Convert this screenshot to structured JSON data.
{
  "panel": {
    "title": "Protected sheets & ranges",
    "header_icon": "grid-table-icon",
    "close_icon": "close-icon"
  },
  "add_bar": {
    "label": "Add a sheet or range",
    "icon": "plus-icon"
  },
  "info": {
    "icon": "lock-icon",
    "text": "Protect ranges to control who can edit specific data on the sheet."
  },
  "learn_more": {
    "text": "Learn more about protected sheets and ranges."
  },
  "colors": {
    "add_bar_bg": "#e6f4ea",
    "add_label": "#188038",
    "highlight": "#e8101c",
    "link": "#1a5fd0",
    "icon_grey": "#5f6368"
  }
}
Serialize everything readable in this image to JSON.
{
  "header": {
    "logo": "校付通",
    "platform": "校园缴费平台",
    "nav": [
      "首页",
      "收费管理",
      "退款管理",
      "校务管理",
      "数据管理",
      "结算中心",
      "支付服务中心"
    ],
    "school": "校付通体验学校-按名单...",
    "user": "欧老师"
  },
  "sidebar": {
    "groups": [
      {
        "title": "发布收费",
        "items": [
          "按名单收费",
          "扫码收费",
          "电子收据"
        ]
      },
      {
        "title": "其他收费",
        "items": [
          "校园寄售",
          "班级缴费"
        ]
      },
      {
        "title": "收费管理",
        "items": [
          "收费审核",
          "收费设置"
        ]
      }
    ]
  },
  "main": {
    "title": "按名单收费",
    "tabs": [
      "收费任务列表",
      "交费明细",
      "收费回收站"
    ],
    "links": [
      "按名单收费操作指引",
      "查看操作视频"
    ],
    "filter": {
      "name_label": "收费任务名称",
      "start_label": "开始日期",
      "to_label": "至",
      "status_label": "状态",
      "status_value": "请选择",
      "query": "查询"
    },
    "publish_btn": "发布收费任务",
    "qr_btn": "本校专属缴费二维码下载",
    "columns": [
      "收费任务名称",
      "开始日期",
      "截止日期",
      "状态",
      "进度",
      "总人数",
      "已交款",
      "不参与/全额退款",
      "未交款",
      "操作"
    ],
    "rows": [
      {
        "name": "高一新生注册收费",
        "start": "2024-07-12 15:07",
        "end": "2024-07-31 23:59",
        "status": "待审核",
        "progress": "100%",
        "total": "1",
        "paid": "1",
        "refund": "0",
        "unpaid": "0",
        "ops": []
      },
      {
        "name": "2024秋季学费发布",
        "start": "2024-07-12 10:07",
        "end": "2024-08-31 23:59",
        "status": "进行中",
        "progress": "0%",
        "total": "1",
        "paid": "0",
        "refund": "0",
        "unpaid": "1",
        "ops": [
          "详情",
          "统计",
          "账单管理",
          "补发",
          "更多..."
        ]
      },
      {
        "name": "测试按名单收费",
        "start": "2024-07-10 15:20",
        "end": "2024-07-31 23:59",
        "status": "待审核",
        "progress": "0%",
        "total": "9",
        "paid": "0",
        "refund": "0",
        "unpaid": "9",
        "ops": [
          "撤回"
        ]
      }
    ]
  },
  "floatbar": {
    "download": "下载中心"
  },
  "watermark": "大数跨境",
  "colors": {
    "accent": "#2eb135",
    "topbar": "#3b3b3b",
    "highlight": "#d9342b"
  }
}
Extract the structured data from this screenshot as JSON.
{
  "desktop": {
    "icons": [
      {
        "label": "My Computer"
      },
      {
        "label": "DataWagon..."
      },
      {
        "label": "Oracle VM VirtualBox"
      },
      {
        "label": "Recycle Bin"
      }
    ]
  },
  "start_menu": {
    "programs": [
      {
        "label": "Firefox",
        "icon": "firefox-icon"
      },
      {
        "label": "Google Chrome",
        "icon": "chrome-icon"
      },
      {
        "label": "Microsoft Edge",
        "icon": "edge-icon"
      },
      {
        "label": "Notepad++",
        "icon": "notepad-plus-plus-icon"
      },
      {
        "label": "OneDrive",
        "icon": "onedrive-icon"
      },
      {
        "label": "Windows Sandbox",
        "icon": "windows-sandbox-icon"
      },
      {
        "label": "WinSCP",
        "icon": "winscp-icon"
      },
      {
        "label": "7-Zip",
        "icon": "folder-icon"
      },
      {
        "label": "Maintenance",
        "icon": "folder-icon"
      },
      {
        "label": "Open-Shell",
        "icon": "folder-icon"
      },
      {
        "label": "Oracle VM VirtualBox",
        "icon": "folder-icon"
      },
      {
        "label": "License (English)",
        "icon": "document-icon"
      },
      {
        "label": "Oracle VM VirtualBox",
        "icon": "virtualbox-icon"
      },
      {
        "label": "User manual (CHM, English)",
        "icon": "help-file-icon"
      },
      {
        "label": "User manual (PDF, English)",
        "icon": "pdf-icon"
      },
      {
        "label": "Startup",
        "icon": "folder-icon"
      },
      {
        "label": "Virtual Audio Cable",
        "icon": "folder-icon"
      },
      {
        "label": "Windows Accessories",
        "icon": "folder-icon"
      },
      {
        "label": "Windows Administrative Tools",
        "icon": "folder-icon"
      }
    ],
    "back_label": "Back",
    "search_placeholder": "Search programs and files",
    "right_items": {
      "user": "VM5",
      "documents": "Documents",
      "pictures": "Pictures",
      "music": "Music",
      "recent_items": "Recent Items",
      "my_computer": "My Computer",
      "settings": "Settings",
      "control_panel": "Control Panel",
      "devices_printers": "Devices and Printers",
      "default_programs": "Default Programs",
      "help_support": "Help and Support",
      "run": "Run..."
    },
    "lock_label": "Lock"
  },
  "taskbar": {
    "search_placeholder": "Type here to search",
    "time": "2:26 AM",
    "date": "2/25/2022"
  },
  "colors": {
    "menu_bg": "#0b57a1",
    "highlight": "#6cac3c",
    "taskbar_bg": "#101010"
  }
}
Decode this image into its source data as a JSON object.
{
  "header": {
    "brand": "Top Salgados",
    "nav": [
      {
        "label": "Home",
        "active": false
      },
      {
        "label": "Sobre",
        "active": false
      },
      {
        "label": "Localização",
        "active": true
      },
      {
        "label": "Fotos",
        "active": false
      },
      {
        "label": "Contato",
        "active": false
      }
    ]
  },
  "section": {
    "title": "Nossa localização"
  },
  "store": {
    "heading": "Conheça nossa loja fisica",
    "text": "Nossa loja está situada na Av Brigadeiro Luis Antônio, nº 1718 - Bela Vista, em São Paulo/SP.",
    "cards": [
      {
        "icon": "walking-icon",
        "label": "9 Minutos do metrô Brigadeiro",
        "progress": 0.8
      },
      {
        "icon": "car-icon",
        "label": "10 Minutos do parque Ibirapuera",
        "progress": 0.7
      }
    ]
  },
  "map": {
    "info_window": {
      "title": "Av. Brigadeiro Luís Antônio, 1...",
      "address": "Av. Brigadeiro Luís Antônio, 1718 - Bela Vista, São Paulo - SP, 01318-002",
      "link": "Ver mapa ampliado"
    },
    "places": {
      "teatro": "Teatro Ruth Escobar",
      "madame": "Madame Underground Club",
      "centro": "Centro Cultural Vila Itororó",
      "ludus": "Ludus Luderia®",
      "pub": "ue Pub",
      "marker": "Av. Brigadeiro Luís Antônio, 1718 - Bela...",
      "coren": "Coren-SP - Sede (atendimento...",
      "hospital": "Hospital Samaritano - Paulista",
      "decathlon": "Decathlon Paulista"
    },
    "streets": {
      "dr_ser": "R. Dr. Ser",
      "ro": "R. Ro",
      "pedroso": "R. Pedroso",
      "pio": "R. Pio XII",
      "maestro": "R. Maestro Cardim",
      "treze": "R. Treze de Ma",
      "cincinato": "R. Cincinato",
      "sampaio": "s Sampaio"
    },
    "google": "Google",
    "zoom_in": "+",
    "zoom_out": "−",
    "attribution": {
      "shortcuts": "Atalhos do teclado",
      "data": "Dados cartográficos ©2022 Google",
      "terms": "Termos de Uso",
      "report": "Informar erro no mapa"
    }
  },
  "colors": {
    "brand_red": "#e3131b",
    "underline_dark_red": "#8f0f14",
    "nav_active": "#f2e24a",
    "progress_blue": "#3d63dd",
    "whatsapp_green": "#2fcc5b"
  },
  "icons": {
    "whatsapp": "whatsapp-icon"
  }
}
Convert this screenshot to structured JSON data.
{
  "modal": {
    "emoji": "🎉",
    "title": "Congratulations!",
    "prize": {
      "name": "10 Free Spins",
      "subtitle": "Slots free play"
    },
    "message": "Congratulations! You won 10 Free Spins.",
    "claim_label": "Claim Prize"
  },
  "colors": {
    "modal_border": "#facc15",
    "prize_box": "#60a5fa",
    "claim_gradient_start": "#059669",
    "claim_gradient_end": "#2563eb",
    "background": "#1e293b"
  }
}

==============================

#### GOAL:
The records are above. How many lines in them contain the word "Paulo"? Give the number alone.

#### RESULT OF THE EXERCISE:
2